> **Exercise**: From the records below, pull each line that has "ylabel".

━━━ Extracted records ━━━

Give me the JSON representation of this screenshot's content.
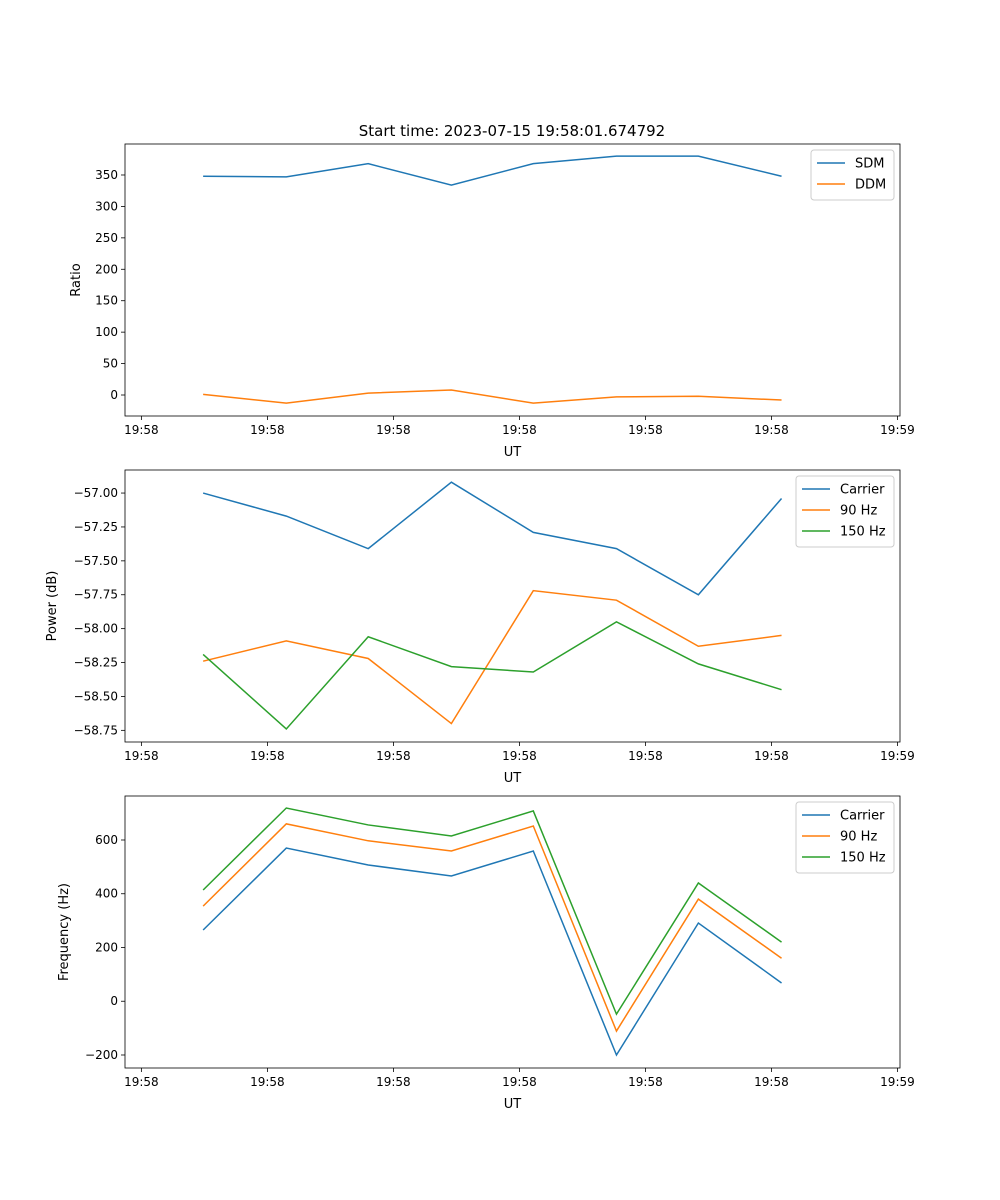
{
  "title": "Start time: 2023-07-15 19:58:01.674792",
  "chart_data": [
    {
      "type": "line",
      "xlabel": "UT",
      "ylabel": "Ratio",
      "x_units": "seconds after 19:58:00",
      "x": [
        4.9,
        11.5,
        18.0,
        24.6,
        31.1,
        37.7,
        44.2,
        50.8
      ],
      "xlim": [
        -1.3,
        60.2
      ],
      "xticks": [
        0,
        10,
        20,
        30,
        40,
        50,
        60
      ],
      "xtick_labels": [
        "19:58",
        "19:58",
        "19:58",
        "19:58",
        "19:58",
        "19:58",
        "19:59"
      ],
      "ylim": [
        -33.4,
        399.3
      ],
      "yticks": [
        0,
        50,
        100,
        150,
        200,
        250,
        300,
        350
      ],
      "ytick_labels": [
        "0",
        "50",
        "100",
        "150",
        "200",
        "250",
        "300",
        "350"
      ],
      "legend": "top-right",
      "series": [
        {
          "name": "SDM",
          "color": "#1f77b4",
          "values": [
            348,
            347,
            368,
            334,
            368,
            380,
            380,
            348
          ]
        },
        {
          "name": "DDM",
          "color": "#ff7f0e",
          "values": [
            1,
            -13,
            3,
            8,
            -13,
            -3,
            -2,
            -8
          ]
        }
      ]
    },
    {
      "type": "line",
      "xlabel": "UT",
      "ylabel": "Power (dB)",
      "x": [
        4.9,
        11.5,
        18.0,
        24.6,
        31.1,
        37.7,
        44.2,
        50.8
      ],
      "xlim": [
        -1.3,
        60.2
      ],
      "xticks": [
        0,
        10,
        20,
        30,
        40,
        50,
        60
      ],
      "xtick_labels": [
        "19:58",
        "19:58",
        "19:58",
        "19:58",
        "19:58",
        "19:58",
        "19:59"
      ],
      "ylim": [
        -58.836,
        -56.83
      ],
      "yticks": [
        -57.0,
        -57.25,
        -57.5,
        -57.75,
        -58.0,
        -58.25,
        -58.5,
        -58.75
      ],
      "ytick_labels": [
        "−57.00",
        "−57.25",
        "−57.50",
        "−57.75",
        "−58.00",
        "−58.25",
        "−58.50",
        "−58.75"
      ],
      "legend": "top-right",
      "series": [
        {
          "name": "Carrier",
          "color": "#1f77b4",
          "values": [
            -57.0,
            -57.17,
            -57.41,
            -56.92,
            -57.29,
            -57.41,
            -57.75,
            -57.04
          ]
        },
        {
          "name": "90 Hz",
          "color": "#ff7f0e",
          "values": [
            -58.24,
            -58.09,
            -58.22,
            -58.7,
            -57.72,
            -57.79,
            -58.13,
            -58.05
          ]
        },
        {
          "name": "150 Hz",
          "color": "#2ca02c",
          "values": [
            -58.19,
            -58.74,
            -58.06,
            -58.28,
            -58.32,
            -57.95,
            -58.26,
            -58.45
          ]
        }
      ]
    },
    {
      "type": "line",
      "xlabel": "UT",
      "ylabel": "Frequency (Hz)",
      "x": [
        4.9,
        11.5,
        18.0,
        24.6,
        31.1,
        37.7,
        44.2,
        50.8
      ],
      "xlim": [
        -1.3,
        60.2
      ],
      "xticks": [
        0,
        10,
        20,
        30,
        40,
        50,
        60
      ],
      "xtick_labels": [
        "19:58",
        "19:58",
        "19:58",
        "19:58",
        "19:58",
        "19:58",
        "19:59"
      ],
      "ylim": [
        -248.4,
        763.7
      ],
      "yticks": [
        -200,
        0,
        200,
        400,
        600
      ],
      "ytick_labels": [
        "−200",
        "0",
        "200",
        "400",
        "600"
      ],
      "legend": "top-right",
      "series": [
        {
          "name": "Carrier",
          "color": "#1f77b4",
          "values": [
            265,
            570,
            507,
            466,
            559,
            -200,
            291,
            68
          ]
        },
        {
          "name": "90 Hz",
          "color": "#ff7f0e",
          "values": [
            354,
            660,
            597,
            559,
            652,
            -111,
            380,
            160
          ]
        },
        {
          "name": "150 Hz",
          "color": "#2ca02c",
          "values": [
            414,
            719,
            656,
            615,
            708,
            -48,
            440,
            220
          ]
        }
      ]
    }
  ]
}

━━━

> **Written solution**:
      "ylabel": "Ratio",
      "ylabel": "Power (dB)",
      "ylabel": "Frequency (Hz)",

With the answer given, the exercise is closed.